**TASK GOAL**.
In the entries below, locate the line with "What's the underlying", then give again that line and all lines after it, exactly, with pictures omitted.

**INFORMATION GIVEN**.
+---+

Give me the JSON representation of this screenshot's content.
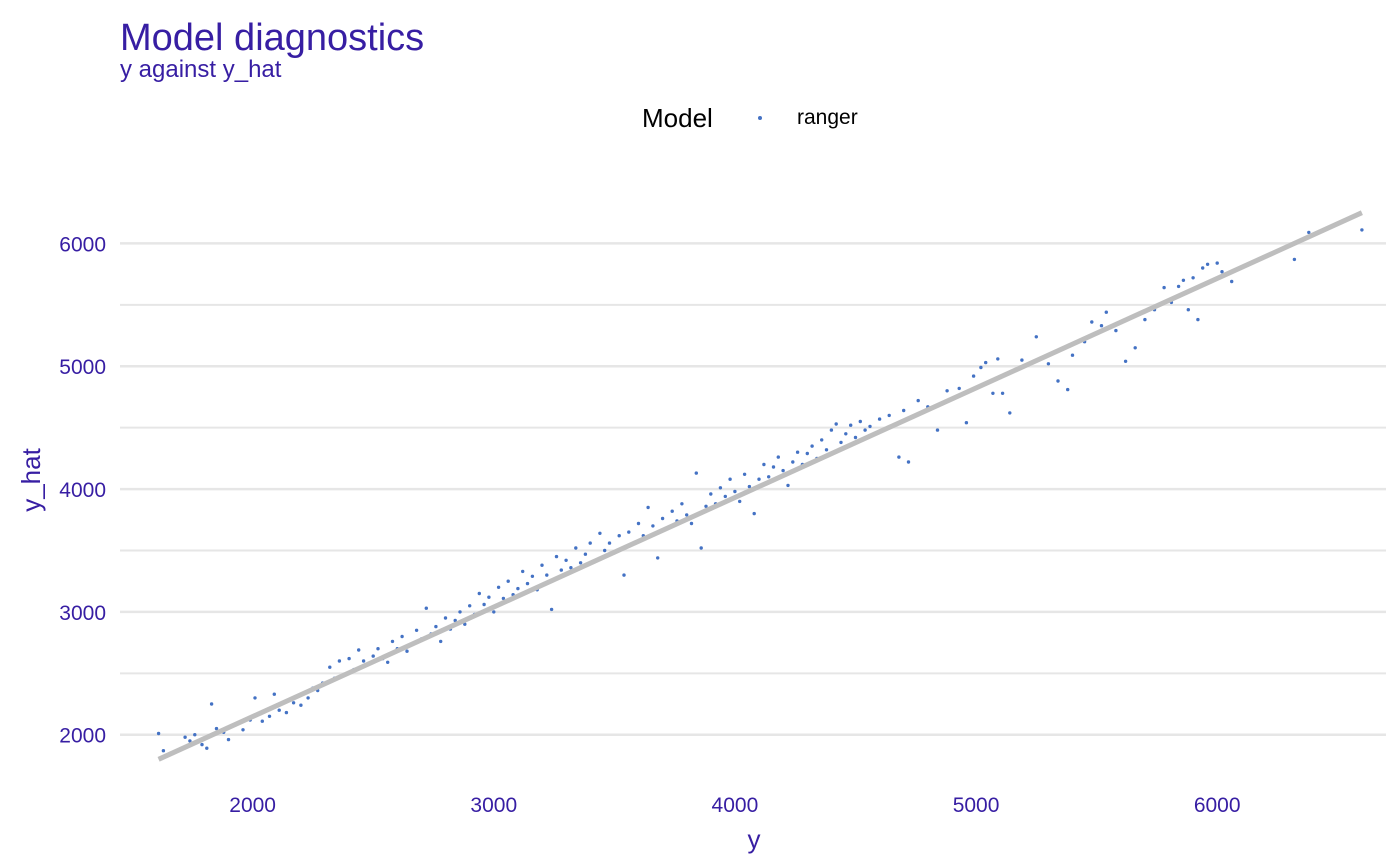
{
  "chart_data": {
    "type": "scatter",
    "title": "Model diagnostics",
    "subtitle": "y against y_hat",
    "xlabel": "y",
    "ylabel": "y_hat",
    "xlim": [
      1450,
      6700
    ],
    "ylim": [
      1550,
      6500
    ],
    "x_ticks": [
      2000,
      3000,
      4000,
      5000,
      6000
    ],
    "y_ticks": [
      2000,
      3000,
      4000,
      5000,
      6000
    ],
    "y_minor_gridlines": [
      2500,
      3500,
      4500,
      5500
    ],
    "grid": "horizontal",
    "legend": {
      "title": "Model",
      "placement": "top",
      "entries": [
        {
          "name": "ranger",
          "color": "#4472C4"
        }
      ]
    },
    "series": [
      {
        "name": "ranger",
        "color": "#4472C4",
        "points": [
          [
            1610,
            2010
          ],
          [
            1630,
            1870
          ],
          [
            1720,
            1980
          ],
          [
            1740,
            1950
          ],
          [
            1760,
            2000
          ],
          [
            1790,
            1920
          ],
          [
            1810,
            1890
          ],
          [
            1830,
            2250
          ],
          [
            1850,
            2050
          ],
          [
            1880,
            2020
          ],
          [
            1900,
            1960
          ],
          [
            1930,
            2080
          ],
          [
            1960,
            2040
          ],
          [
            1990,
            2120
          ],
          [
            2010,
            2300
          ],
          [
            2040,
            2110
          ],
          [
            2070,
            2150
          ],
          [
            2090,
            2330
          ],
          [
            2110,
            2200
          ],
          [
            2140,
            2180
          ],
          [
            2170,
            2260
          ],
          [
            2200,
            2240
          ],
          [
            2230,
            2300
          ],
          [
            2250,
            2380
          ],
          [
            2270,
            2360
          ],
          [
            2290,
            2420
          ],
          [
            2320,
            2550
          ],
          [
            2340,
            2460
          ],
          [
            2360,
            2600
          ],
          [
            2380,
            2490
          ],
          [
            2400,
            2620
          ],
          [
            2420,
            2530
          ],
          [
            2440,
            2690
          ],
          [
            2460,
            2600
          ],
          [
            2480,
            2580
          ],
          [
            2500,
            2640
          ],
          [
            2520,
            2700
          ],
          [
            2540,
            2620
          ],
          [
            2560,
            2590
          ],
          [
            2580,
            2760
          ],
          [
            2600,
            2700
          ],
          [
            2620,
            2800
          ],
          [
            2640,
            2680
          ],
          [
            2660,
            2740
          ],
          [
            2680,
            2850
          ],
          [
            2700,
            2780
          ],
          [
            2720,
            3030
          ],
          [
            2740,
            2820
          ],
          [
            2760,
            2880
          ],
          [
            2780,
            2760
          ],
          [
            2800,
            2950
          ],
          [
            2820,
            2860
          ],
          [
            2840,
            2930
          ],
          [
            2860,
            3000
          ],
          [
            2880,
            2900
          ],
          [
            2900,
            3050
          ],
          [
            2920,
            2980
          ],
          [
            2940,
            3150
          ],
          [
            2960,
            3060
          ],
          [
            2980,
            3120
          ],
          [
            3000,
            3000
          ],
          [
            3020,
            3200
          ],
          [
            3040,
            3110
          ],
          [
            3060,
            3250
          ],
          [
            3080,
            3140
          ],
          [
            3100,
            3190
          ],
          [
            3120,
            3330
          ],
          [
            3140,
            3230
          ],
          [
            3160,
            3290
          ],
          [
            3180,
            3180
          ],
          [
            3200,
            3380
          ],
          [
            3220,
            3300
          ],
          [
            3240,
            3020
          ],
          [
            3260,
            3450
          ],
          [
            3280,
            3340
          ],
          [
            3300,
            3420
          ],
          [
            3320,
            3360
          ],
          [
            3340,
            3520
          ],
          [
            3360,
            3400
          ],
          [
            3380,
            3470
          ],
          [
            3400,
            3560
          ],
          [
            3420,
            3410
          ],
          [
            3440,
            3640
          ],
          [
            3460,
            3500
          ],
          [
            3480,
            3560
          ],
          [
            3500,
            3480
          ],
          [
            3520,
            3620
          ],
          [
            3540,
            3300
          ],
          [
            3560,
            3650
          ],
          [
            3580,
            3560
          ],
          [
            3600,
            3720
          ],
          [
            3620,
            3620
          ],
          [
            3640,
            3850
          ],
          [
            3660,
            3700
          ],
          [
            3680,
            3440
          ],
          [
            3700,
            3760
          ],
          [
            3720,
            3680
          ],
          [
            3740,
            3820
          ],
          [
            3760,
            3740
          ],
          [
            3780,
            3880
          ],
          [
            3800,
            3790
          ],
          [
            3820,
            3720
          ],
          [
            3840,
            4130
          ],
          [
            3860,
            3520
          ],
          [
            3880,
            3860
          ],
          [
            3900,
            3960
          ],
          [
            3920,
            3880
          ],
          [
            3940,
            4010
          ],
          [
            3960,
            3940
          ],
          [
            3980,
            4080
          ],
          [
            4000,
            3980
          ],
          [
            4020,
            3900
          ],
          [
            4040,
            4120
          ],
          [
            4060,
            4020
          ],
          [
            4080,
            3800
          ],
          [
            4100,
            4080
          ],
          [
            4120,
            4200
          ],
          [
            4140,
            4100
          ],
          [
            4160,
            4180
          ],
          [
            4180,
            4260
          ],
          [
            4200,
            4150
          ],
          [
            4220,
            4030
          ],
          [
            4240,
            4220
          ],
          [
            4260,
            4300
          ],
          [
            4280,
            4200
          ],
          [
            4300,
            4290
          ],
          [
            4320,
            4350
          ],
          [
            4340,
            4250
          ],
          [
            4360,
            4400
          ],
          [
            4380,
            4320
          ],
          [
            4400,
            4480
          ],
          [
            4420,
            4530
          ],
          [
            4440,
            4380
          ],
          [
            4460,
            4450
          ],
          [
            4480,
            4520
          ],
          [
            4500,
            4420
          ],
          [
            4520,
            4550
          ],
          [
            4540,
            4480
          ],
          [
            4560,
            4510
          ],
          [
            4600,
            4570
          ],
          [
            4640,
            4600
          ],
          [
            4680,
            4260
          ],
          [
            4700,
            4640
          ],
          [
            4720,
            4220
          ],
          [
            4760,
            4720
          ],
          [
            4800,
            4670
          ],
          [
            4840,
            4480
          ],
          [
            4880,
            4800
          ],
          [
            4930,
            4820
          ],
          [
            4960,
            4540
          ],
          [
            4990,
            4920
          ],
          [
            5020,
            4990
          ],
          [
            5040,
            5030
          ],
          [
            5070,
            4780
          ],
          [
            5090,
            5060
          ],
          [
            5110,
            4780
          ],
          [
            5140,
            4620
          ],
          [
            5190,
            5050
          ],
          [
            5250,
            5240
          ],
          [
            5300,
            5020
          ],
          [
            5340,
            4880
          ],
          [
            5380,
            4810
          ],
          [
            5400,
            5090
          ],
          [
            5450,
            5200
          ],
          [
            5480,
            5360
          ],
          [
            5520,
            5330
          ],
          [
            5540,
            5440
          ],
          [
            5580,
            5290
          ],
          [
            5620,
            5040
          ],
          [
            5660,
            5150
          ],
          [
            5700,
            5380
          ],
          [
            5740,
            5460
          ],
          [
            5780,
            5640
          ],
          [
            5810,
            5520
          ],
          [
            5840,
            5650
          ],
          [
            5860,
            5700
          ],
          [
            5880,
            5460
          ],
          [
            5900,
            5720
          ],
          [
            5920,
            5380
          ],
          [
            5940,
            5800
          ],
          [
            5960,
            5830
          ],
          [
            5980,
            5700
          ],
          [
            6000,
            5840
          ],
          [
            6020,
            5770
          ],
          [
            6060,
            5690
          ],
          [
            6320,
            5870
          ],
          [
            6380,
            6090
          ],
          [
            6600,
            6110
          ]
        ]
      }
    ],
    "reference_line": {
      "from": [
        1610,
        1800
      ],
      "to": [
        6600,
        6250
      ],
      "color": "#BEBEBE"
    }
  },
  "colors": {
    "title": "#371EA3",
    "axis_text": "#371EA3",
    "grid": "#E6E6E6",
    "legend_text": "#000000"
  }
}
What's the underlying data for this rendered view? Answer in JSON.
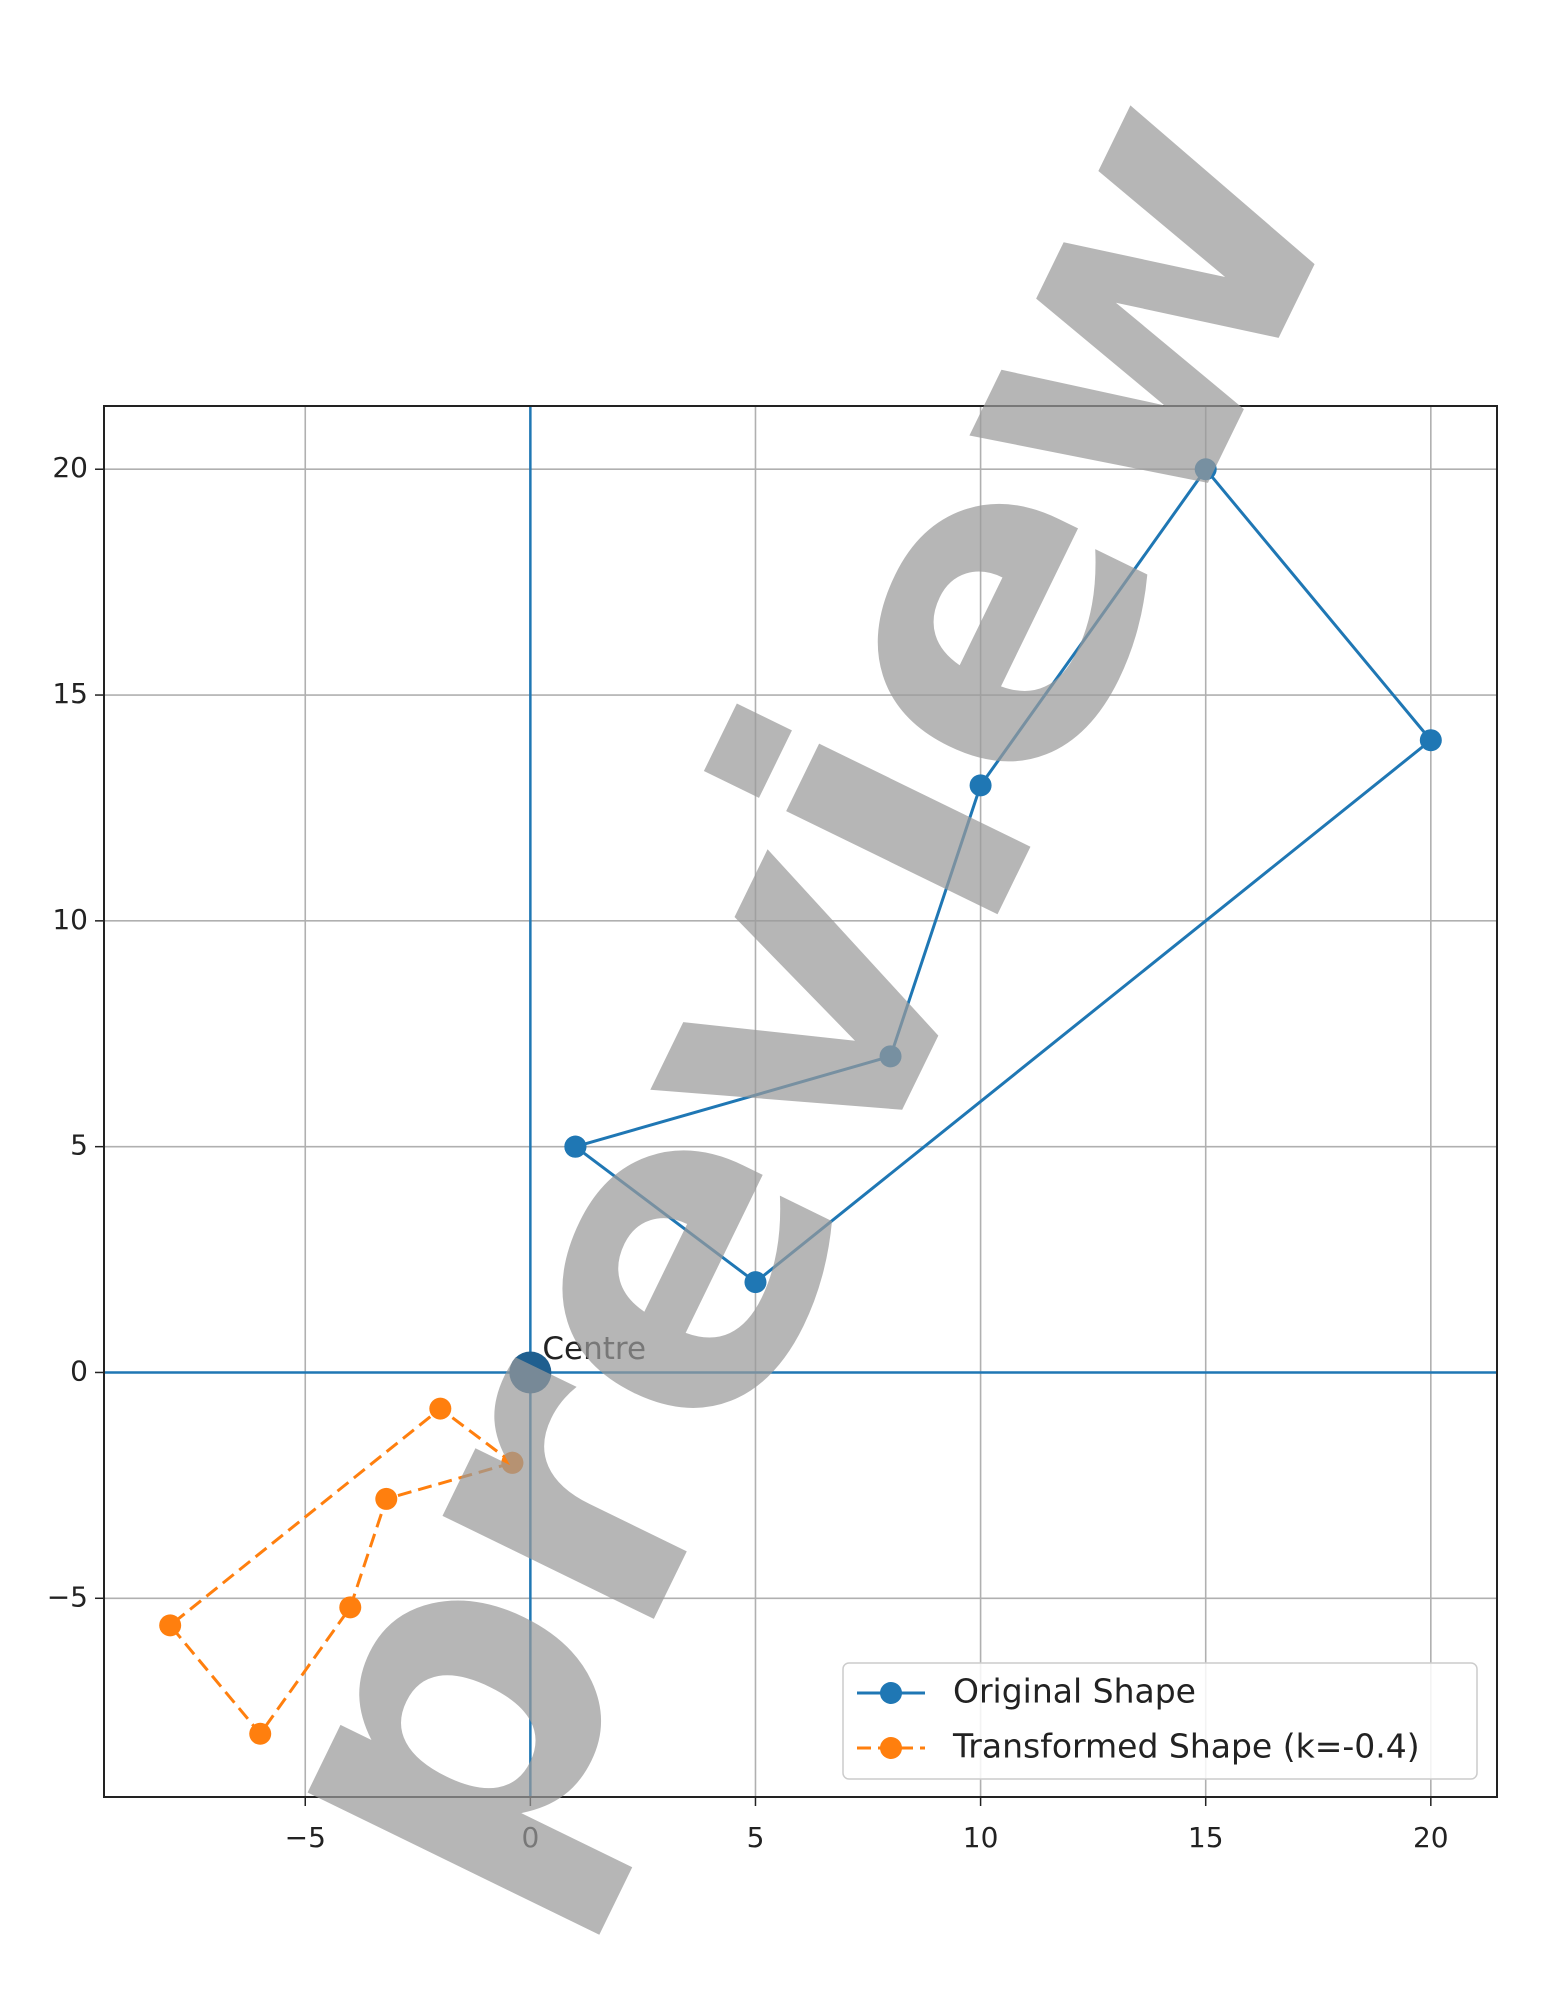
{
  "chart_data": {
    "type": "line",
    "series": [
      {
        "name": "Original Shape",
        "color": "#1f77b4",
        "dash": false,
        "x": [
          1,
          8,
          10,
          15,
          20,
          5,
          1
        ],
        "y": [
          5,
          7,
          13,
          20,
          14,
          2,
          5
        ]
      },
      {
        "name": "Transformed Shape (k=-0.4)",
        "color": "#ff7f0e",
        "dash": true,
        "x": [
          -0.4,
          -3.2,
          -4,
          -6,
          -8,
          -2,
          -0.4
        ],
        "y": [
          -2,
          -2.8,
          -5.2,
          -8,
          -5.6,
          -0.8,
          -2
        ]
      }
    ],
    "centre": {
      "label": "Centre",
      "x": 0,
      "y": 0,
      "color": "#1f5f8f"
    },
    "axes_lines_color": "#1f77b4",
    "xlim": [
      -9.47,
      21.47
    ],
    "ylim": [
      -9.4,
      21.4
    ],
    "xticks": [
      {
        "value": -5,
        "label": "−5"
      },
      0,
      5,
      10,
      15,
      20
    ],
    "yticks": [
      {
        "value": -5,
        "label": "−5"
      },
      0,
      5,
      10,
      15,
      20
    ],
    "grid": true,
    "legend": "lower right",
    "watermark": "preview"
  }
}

+---+

**RESPONSE TO THE TASK**.
What's the underlying data for this rendered view? Answer in JSON.
{
  "chart_data": {
    "type": "line",
    "series": [
      {
        "name": "Original Shape",
        "color": "#1f77b4",
        "dash": false,
        "x": [
          1,
          8,
          10,
          15,
          20,
          5,
          1
        ],
        "y": [
          5,
          7,
          13,
          20,
          14,
          2,
          5
        ]
      },
      {
        "name": "Transformed Shape (k=-0.4)",
        "color": "#ff7f0e",
        "dash": true,
        "x": [
          -0.4,
          -3.2,
          -4,
          -6,
          -8,
          -2,
          -0.4
        ],
        "y": [
          -2,
          -2.8,
          -5.2,
          -8,
          -5.6,
          -0.8,
          -2
        ]
      }
    ],
    "centre": {
      "label": "Centre",
      "x": 0,
      "y": 0,
      "color": "#1f5f8f"
    },
    "axes_lines_color": "#1f77b4",
    "xlim": [
      -9.47,
      21.47
    ],
    "ylim": [
      -9.4,
      21.4
    ],
    "xticks": [
      {
        "value": -5,
        "label": "−5"
      },
      0,
      5,
      10,
      15,
      20
    ],
    "yticks": [
      {
        "value": -5,
        "label": "−5"
      },
      0,
      5,
      10,
      15,
      20
    ],
    "grid": true,
    "legend": "lower right",
    "watermark": "preview"
  }
}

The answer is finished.